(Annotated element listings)

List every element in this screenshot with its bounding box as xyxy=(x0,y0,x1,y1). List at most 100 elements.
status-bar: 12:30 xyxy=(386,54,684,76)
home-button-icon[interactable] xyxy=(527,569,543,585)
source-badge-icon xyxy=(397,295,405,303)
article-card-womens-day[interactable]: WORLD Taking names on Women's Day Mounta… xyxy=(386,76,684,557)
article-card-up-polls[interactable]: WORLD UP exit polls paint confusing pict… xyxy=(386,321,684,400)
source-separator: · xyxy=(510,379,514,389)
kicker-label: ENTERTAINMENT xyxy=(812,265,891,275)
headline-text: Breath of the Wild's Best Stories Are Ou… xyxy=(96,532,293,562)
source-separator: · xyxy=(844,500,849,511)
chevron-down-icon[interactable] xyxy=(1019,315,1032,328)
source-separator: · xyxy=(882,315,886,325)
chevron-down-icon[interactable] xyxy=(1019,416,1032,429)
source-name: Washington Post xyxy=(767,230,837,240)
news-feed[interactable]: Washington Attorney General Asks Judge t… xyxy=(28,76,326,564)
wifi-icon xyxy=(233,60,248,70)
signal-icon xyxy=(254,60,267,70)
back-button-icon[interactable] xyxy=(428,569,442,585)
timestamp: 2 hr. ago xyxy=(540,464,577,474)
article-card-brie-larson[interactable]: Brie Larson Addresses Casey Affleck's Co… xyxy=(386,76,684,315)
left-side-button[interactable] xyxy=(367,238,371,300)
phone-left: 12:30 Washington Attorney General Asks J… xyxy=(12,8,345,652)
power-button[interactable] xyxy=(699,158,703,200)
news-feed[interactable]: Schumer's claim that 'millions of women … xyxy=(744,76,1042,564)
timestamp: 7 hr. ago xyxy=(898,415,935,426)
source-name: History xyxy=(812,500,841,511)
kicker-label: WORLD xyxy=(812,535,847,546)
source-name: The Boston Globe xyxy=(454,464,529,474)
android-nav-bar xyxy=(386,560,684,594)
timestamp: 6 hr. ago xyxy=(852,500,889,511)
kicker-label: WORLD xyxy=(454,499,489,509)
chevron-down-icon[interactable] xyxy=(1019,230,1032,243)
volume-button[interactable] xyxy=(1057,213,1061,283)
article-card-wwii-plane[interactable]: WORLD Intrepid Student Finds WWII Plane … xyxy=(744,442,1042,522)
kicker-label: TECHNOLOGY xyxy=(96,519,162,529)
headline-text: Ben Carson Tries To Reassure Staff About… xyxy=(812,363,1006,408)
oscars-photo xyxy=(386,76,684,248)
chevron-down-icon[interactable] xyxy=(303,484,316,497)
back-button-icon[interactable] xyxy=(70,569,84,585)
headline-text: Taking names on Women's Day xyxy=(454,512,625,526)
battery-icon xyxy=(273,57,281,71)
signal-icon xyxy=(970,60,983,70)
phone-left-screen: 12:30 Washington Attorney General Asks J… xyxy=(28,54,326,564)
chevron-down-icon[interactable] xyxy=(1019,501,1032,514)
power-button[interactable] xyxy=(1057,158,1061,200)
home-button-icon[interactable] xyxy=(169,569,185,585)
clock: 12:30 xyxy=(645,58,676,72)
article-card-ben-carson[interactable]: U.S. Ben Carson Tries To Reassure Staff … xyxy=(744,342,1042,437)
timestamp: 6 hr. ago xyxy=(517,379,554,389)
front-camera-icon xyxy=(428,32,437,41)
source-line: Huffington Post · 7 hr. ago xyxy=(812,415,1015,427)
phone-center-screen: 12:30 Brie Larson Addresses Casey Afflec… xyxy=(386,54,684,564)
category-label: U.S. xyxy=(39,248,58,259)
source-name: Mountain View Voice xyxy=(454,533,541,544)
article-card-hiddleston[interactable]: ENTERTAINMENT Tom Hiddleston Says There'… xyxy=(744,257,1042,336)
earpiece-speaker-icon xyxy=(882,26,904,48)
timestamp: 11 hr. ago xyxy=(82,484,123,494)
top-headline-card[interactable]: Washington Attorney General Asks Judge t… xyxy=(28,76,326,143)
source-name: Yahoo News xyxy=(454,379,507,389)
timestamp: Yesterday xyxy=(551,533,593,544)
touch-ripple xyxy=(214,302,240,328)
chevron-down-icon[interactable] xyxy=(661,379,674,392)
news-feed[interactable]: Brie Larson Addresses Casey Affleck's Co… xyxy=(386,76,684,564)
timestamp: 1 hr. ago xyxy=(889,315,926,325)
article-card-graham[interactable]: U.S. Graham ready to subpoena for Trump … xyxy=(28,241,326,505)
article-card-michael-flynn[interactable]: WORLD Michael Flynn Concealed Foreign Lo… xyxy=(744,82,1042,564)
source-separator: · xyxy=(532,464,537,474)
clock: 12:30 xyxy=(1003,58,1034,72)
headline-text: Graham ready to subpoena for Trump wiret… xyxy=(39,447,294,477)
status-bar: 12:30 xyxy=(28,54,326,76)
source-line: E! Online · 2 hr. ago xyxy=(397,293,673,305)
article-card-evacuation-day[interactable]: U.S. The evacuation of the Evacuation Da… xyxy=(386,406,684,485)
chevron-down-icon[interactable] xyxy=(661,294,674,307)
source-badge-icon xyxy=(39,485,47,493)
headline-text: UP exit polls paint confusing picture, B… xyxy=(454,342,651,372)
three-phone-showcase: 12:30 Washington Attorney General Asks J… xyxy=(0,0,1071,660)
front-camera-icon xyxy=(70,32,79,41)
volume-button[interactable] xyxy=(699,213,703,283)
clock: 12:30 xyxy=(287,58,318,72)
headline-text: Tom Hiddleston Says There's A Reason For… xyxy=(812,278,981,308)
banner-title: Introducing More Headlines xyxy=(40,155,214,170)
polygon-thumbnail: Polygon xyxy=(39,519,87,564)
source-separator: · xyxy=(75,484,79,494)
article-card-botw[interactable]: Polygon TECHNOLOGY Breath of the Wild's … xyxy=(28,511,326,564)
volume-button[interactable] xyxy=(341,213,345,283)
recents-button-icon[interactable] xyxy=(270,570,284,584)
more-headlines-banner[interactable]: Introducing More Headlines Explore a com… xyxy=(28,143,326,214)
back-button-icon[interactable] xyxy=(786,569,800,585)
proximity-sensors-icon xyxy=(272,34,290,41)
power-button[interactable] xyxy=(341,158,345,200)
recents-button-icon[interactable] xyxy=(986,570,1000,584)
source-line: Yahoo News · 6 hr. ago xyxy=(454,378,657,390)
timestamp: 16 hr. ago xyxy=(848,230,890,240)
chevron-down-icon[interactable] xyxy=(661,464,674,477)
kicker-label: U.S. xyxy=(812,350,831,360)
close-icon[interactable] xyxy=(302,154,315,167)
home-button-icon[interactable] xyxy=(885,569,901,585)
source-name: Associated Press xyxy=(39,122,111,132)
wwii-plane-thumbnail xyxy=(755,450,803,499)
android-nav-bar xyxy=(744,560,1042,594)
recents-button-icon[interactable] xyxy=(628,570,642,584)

### TASK GOAL
Render these records as a JSON list of strings, one string per line, leaving out blank lines.

### RESPONSE BELOW
[
  "List every element in this screenshot with its bounding box as xyxy=(x0,y0,x1,y1). List at most 100 elements.",
  "status-bar: 12:30 xyxy=(386,54,684,76)",
  "home-button-icon[interactable] xyxy=(527,569,543,585)",
  "source-badge-icon xyxy=(397,295,405,303)",
  "article-card-womens-day[interactable]: WORLD Taking names on Women's Day Mounta… xyxy=(386,76,684,557)",
  "article-card-up-polls[interactable]: WORLD UP exit polls paint confusing pict… xyxy=(386,321,684,400)",
  "source-separator: · xyxy=(510,379,514,389)",
  "kicker-label: ENTERTAINMENT xyxy=(812,265,891,275)",
  "headline-text: Breath of the Wild's Best Stories Are Ou… xyxy=(96,532,293,562)",
  "source-separator: · xyxy=(844,500,849,511)",
  "chevron-down-icon[interactable] xyxy=(1019,315,1032,328)",
  "source-separator: · xyxy=(882,315,886,325)",
  "chevron-down-icon[interactable] xyxy=(1019,416,1032,429)",
  "source-name: Washington Post xyxy=(767,230,837,240)",
  "news-feed[interactable]: Washington Attorney General Asks Judge t… xyxy=(28,76,326,564)",
  "wifi-icon xyxy=(233,60,248,70)",
  "signal-icon xyxy=(254,60,267,70)",
  "back-button-icon[interactable] xyxy=(428,569,442,585)",
  "timestamp: 2 hr. ago xyxy=(540,464,577,474)",
  "article-card-brie-larson[interactable]: Brie Larson Addresses Casey Affleck's Co… xyxy=(386,76,684,315)",
  "left-side-button[interactable] xyxy=(367,238,371,300)",
  "phone-left: 12:30 Washington Attorney General Asks J… xyxy=(12,8,345,652)",
  "power-button[interactable] xyxy=(699,158,703,200)",
  "news-feed[interactable]: Schumer's claim that 'millions of women … xyxy=(744,76,1042,564)",
  "timestamp: 7 hr. ago xyxy=(898,415,935,426)",
  "source-name: History xyxy=(812,500,841,511)",
  "kicker-label: WORLD xyxy=(812,535,847,546)",
  "source-name: The Boston Globe xyxy=(454,464,529,474)",
  "android-nav-bar xyxy=(386,560,684,594)",
  "timestamp: 6 hr. ago xyxy=(852,500,889,511)",
  "kicker-label: WORLD xyxy=(454,499,489,509)",
  "chevron-down-icon[interactable] xyxy=(1019,230,1032,243)",
  "volume-button[interactable] xyxy=(1057,213,1061,283)",
  "article-card-wwii-plane[interactable]: WORLD Intrepid Student Finds WWII Plane … xyxy=(744,442,1042,522)",
  "kicker-label: TECHNOLOGY xyxy=(96,519,162,529)",
  "headline-text: Ben Carson Tries To Reassure Staff About… xyxy=(812,363,1006,408)",
  "oscars-photo xyxy=(386,76,684,248)",
  "chevron-down-icon[interactable] xyxy=(303,484,316,497)",
  "back-button-icon[interactable] xyxy=(70,569,84,585)",
  "headline-text: Taking names on Women's Day xyxy=(454,512,625,526)",
  "battery-icon xyxy=(273,57,281,71)",
  "signal-icon xyxy=(970,60,983,70)",
  "phone-left-screen: 12:30 Washington Attorney General Asks J… xyxy=(28,54,326,564)",
  "chevron-down-icon[interactable] xyxy=(1019,501,1032,514)",
  "power-button[interactable] xyxy=(1057,158,1061,200)",
  "home-button-icon[interactable] xyxy=(169,569,185,585)",
  "clock: 12:30 xyxy=(645,58,676,72)",
  "article-card-ben-carson[interactable]: U.S. Ben Carson Tries To Reassure Staff … xyxy=(744,342,1042,437)",
  "timestamp: 6 hr. ago xyxy=(517,379,554,389)",
  "front-camera-icon xyxy=(428,32,437,41)",
  "source-line: Huffington Post · 7 hr. ago xyxy=(812,415,1015,427)",
  "phone-center-screen: 12:30 Brie Larson Addresses Casey Afflec… xyxy=(386,54,684,564)",
  "category-label: U.S. xyxy=(39,248,58,259)",
  "source-name: Mountain View Voice xyxy=(454,533,541,544)",
  "article-card-hiddleston[interactable]: ENTERTAINMENT Tom Hiddleston Says There'… xyxy=(744,257,1042,336)",
  "earpiece-speaker-icon xyxy=(882,26,904,48)",
  "timestamp: 11 hr. ago xyxy=(82,484,123,494)",
  "top-headline-card[interactable]: Washington Attorney General Asks Judge t… xyxy=(28,76,326,143)",
  "source-name: Yahoo News xyxy=(454,379,507,389)",
  "timestamp: Yesterday xyxy=(551,533,593,544)",
  "touch-ripple xyxy=(214,302,240,328)",
  "chevron-down-icon[interactable] xyxy=(661,379,674,392)",
  "news-feed[interactable]: Brie Larson Addresses Casey Affleck's Co… xyxy=(386,76,684,564)",
  "timestamp: 1 hr. ago xyxy=(889,315,926,325)",
  "article-card-graham[interactable]: U.S. Graham ready to subpoena for Trump … xyxy=(28,241,326,505)",
  "article-card-michael-flynn[interactable]: WORLD Michael Flynn Concealed Foreign Lo… xyxy=(744,82,1042,564)",
  "source-separator: · xyxy=(532,464,537,474)",
  "clock: 12:30 xyxy=(1003,58,1034,72)",
  "headline-text: Graham ready to subpoena for Trump wiret… xyxy=(39,447,294,477)",
  "status-bar: 12:30 xyxy=(28,54,326,76)",
  "source-line: E! Online · 2 hr. ago xyxy=(397,293,673,305)",
  "article-card-evacuation-day[interactable]: U.S. The evacuation of the Evacuation Da… xyxy=(386,406,684,485)",
  "chevron-down-icon[interactable] xyxy=(661,294,674,307)",
  "source-badge-icon xyxy=(39,485,47,493)",
  "headline-text: UP exit polls paint confusing picture, B… xyxy=(454,342,651,372)",
  "three-phone-showcase: 12:30 Washington Attorney General Asks J… xyxy=(0,0,1071,660)",
  "front-camera-icon xyxy=(70,32,79,41)",
  "volume-button[interactable] xyxy=(699,213,703,283)",
  "clock: 12:30 xyxy=(287,58,318,72)",
  "headline-text: Tom Hiddleston Says There's A Reason For… xyxy=(812,278,981,308)",
  "banner-title: Introducing More Headlines xyxy=(40,155,214,170)",
  "polygon-thumbnail: Polygon xyxy=(39,519,87,564)",
  "source-separator: · xyxy=(75,484,79,494)",
  "article-card-botw[interactable]: Polygon TECHNOLOGY Breath of the Wild's … xyxy=(28,511,326,564)",
  "volume-button[interactable] xyxy=(341,213,345,283)",
  "recents-button-icon[interactable] xyxy=(270,570,284,584)",
  "more-headlines-banner[interactable]: Introducing More Headlines Explore a com… xyxy=(28,143,326,214)",
  "back-button-icon[interactable] xyxy=(786,569,800,585)",
  "proximity-sensors-icon xyxy=(272,34,290,41)",
  "power-button[interactable] xyxy=(341,158,345,200)",
  "recents-button-icon[interactable] xyxy=(986,570,1000,584)",
  "source-line: Yahoo News · 6 hr. ago xyxy=(454,378,657,390)",
  "timestamp: 16 hr. ago xyxy=(848,230,890,240)",
  "chevron-down-icon[interactable] xyxy=(661,464,674,477)",
  "kicker-label: U.S. xyxy=(812,350,831,360)",
  "close-icon[interactable] xyxy=(302,154,315,167)",
  "home-button-icon[interactable] xyxy=(885,569,901,585)",
  "source-name: Associated Press xyxy=(39,122,111,132)",
  "wwii-plane-thumbnail xyxy=(755,450,803,499)",
  "android-nav-bar xyxy=(744,560,1042,594)",
  "recents-button-icon[interactable] xyxy=(628,570,642,584)"
]